===== Records provided =====

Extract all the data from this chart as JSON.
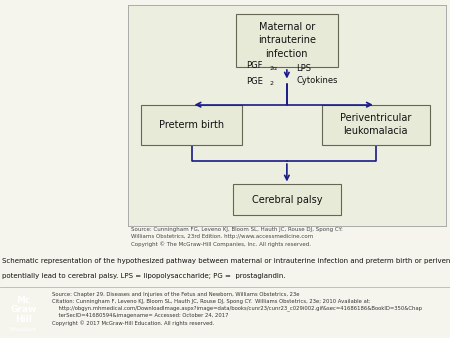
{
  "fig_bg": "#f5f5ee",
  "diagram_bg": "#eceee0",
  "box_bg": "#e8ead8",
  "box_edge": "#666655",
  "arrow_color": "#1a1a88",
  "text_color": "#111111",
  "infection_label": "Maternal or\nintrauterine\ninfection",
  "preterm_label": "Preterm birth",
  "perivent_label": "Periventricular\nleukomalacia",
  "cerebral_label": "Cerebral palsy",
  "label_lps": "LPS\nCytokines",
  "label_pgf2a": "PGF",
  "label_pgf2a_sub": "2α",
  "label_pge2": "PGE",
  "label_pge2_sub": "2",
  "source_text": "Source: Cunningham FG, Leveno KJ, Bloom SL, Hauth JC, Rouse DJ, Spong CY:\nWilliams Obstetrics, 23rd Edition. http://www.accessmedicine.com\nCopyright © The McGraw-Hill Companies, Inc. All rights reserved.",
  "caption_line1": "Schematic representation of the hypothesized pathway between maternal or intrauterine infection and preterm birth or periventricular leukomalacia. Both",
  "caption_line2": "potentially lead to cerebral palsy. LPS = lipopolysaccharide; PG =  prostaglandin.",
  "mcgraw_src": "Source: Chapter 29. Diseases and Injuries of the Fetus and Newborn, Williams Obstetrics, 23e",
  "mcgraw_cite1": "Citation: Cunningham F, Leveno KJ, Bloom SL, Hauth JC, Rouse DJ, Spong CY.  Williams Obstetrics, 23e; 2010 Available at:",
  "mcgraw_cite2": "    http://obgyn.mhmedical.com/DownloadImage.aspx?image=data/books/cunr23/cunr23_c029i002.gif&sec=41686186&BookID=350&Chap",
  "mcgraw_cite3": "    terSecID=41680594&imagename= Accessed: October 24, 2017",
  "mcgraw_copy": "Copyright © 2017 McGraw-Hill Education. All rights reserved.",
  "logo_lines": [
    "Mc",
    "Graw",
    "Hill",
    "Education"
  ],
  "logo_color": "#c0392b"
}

=====

▶ _Exercise instructions_
Every line above that contains the word "birth" should be reported.

▶ _Full output_
  "preterm_label": "Preterm birth",
  "caption_line1": "Schematic representation of the hypothesized pathway between maternal or intrauterine infection and preterm birth or periventricular leukomalacia. Both",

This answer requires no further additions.